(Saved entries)

━━━━━━━━━━━━━━━━━━━━━━━━━━━━━━

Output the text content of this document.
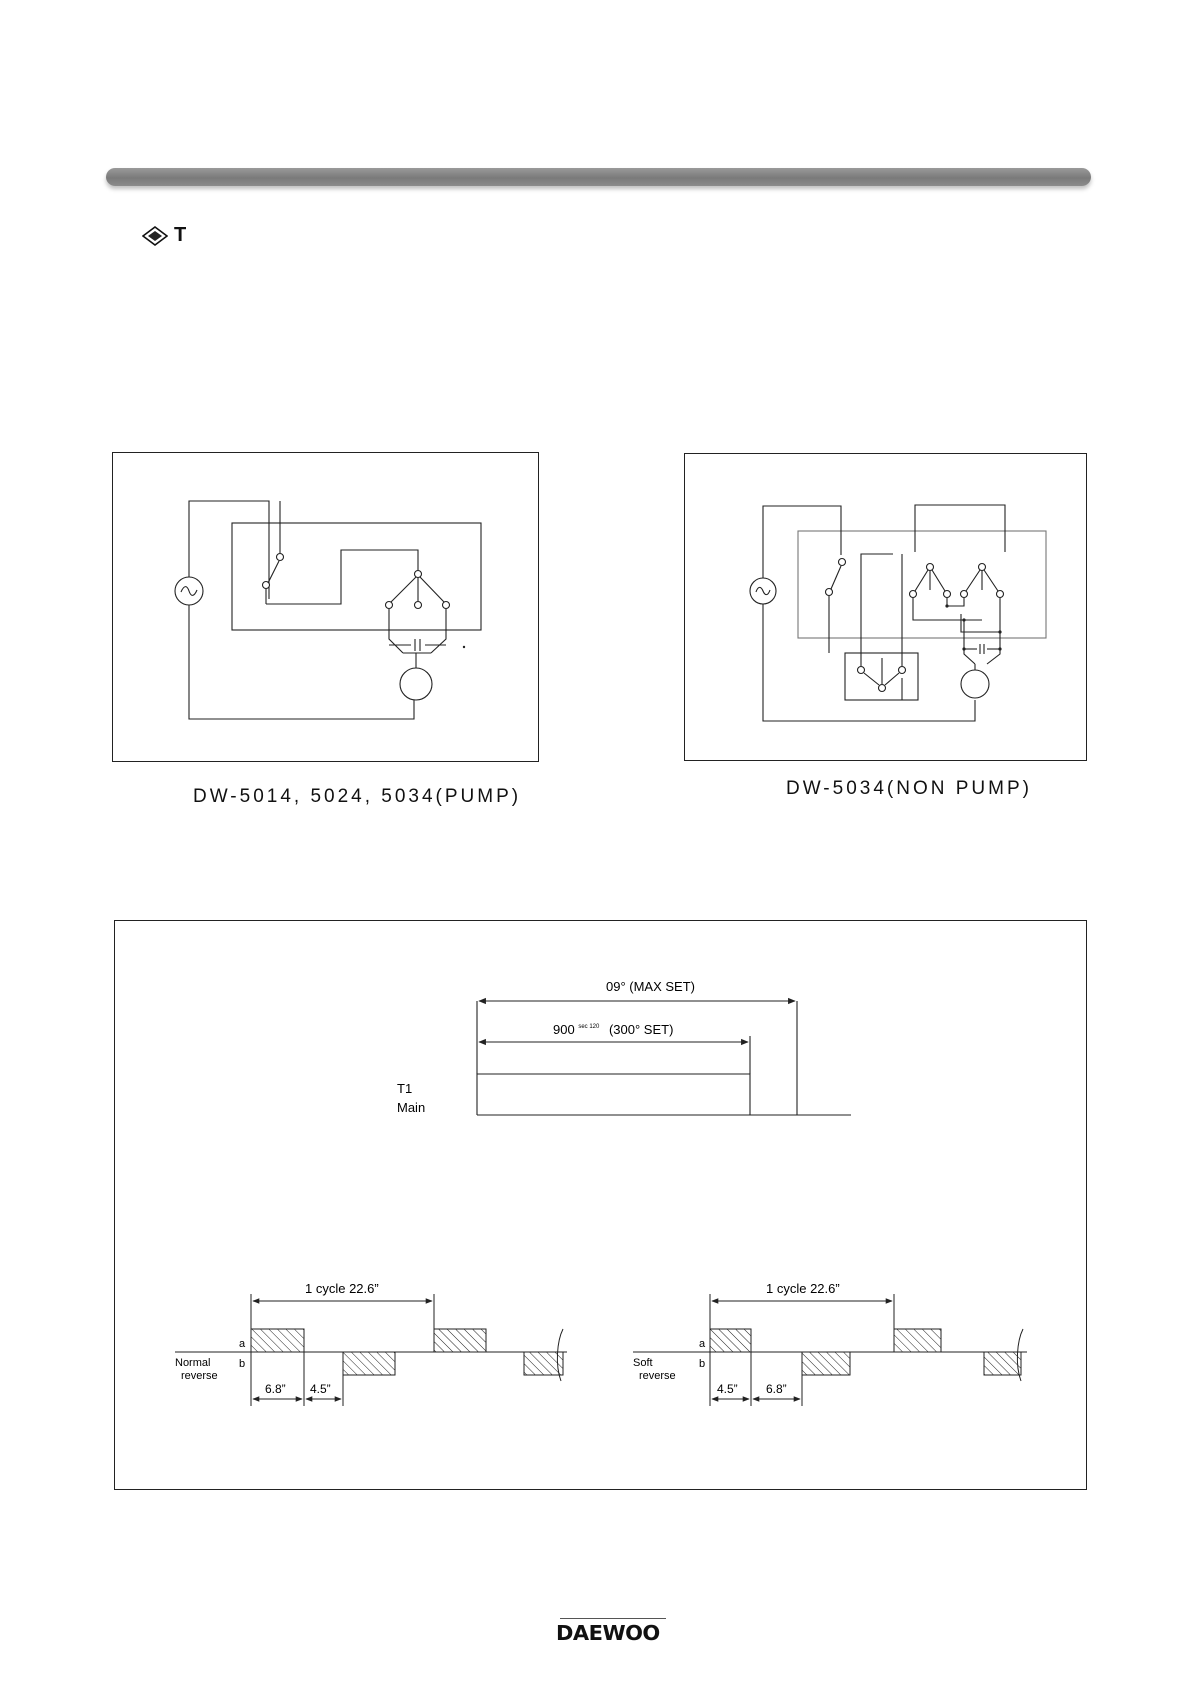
T
DW-5014, 5024, 5034(PUMP)	DW-5034(NON PUMP)
09° (MAX SET)
900 $^{sec 120}$ (300° SET)
T1
Main
1 cycle 22.6”
a
b
Normal reverse
6.8” 4.5”
1 cycle 22.6”
a
b
Soft reverse
4.5” 6.8”
DAEWOO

━━━━━━━━━━━━━━━━━━━━━━━━━━━━━━

Transcribe the material exactly, leaving every picture out.

Reply to the task:
Output the text content of this document.
T
DW-5014, 5024, 5034(PUMP)	DW-5034(NON PUMP)
09° (MAX SET)
900 $^{sec 120}$ (300° SET)
T1
Main
1 cycle 22.6”
a
b
Normal reverse
6.8” 4.5”
1 cycle 22.6”
a
b
Soft reverse
4.5” 6.8”
DAEWOO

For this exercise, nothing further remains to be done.